REQUIREMENT
Can you copy out every line in the records from the one containing "point [289, 200, 300, 211]" down to the one containing "point [169, 287, 180, 297]", both included, with nothing changed?
BEGIN INPUT RECORDS
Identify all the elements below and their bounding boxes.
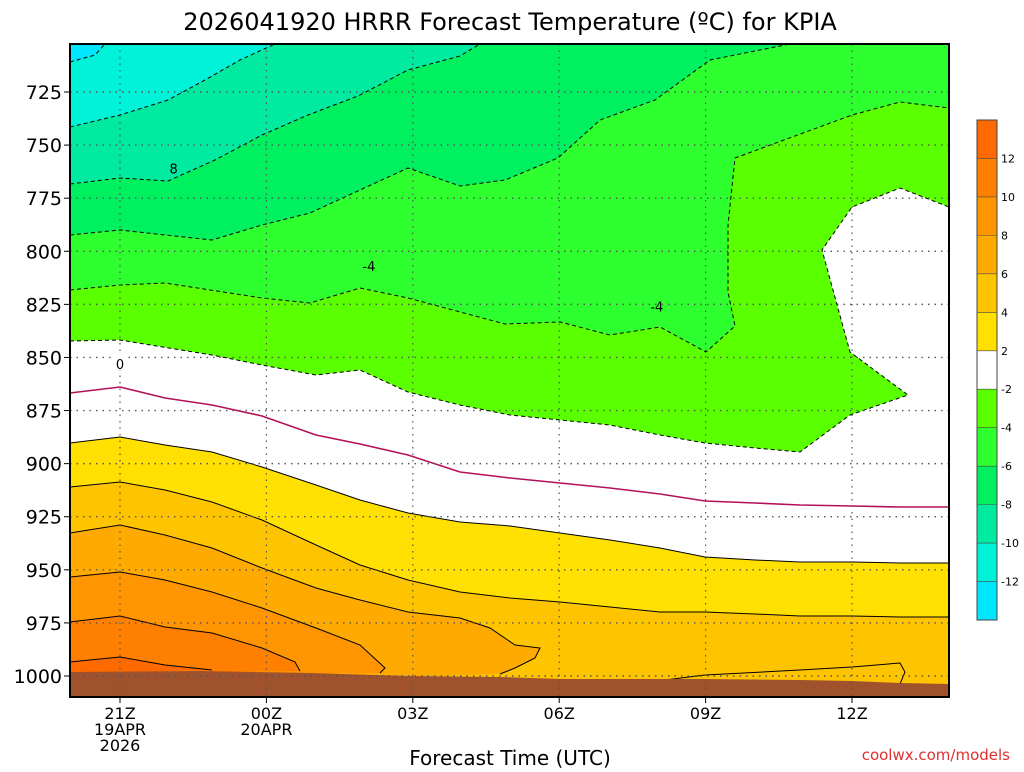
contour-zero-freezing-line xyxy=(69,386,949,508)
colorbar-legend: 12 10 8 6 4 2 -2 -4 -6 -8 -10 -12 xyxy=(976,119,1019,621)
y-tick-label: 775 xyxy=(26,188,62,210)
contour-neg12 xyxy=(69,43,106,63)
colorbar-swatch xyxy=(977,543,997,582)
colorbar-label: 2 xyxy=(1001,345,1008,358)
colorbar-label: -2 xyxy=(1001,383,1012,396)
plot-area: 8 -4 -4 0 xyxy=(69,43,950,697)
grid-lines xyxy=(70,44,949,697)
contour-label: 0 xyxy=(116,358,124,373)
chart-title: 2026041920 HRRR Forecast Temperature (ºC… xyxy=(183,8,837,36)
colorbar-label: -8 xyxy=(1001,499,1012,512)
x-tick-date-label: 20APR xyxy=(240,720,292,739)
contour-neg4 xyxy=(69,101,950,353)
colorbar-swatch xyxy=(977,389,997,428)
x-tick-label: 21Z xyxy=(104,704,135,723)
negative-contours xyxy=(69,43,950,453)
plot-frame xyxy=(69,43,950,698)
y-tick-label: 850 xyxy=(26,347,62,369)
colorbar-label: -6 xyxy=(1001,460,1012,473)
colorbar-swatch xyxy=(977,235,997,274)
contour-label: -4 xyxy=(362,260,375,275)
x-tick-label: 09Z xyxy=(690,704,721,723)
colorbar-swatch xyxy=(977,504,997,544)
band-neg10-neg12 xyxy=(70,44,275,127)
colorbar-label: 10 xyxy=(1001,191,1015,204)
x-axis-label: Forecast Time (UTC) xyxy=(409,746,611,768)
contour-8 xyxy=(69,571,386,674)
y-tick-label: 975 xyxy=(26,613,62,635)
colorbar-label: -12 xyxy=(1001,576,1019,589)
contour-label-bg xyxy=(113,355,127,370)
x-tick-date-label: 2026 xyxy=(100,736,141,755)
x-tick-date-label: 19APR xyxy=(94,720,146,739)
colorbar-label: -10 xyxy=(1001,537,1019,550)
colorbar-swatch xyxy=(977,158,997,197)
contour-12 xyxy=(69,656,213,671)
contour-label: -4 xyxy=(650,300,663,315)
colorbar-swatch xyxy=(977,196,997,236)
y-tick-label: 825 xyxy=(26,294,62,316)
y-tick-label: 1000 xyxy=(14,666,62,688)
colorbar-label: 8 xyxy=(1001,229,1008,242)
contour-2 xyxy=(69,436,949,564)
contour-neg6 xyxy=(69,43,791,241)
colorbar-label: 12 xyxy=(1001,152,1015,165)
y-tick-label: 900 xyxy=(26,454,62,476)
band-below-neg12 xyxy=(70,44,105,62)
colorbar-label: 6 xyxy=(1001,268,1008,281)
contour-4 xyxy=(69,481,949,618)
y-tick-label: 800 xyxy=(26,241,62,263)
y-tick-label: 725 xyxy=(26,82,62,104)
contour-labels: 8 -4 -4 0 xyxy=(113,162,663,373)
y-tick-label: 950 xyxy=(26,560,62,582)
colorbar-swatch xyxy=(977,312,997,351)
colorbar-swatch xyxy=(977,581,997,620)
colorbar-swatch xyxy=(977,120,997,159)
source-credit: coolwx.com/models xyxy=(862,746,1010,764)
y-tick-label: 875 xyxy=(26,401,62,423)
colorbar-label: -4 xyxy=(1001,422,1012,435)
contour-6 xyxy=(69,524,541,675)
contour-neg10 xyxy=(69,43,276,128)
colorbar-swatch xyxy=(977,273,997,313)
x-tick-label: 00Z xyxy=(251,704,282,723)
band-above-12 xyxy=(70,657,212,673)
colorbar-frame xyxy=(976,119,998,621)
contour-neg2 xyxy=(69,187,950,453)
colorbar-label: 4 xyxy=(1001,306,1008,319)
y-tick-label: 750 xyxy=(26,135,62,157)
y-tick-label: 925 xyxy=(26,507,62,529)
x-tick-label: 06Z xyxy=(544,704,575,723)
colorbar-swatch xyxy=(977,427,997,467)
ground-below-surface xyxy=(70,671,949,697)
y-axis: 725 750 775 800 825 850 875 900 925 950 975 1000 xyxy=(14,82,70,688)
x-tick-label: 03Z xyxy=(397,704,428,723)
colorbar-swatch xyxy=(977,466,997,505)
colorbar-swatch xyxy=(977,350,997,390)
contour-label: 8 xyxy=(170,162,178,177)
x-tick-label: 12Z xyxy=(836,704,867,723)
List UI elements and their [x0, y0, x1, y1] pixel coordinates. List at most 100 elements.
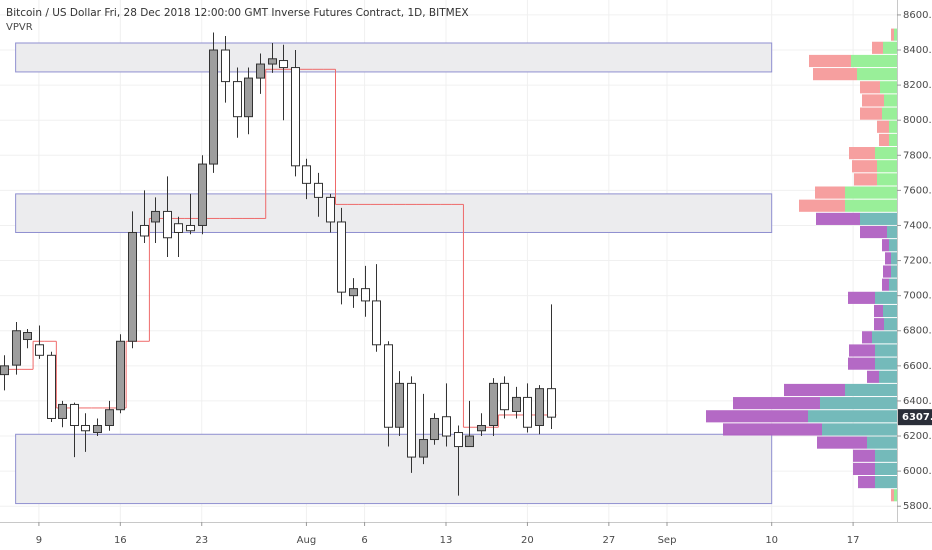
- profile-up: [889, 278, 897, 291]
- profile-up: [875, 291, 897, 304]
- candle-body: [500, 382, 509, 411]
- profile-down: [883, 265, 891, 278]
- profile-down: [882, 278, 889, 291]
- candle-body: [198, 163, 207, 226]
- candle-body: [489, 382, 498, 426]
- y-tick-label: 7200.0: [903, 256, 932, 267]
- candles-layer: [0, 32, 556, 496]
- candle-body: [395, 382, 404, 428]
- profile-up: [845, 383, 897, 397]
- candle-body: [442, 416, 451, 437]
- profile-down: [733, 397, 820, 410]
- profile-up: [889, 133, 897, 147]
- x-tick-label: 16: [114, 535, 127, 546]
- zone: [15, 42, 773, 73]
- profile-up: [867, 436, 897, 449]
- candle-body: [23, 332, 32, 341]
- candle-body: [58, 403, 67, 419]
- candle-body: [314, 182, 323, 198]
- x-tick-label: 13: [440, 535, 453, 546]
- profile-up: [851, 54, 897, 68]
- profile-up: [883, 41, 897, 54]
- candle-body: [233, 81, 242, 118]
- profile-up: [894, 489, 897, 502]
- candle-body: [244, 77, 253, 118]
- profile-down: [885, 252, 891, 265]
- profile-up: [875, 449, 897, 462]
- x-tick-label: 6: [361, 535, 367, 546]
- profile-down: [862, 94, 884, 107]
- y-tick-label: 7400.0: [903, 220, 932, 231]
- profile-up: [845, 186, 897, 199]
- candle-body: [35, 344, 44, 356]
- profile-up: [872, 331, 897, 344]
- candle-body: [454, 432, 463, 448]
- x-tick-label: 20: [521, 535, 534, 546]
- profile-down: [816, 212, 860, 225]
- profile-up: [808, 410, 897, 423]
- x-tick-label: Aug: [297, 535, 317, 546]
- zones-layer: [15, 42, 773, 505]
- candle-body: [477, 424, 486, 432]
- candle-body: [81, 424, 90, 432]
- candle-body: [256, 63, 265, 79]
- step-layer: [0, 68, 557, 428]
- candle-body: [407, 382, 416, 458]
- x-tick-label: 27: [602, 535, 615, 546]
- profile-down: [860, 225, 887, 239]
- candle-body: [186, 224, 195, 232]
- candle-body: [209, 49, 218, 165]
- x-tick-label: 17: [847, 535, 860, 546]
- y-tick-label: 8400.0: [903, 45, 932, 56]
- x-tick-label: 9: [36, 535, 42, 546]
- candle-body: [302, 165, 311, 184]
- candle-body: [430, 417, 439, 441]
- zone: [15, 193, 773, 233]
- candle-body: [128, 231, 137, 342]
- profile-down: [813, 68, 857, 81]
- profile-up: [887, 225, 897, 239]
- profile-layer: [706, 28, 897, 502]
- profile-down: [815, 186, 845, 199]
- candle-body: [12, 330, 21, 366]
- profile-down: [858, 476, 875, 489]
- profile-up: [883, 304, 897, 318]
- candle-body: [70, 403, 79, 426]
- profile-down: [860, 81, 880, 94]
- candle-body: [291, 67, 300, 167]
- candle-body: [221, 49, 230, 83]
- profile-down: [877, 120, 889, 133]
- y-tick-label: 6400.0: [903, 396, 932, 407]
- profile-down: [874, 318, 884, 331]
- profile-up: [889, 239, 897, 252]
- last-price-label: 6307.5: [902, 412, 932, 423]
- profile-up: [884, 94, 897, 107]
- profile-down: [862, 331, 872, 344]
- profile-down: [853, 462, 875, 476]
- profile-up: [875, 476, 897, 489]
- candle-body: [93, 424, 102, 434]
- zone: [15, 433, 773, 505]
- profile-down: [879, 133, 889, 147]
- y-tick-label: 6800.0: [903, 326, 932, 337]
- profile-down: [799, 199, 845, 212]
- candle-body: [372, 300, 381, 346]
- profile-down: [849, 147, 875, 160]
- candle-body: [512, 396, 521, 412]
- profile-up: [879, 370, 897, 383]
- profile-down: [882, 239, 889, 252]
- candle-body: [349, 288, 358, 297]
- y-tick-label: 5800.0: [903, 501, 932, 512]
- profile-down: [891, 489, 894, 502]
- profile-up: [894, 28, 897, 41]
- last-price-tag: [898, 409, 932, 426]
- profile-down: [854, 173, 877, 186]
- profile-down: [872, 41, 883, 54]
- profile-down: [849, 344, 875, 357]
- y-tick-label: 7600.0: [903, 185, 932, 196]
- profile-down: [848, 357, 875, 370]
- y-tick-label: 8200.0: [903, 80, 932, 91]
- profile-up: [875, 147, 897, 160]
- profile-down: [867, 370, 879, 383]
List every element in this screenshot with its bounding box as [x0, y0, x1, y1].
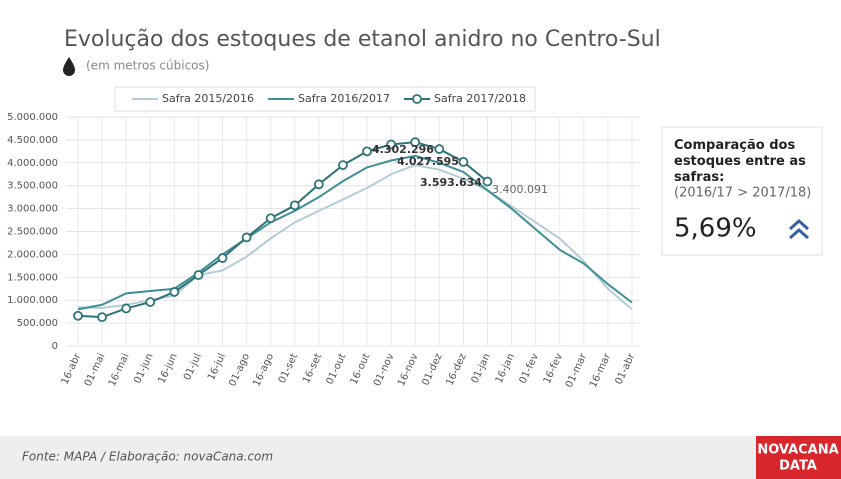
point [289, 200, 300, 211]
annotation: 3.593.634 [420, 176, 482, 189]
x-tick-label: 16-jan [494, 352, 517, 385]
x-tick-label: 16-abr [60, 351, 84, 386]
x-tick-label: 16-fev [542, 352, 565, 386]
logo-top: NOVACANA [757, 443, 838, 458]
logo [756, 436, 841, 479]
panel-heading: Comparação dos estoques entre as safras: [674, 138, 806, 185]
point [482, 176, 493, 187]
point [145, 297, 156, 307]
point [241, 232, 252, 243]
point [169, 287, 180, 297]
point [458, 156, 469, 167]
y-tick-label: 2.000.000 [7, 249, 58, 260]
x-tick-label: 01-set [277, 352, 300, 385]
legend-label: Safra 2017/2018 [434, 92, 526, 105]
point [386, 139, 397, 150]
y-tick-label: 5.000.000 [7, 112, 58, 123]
END INPUT RECORDS
EXERCISE RESPONSE
point [289, 200, 300, 211]
annotation: 3.593.634 [420, 176, 482, 189]
x-tick-label: 16-jan [494, 352, 517, 385]
x-tick-label: 16-abr [60, 351, 84, 386]
x-tick-label: 16-fev [542, 352, 565, 386]
logo-top: NOVACANA [757, 443, 838, 458]
logo [756, 436, 841, 479]
panel-heading: Comparação dos estoques entre as safras: [674, 138, 806, 185]
point [482, 176, 493, 187]
point [145, 297, 156, 307]
point [241, 232, 252, 243]
point [169, 287, 180, 297]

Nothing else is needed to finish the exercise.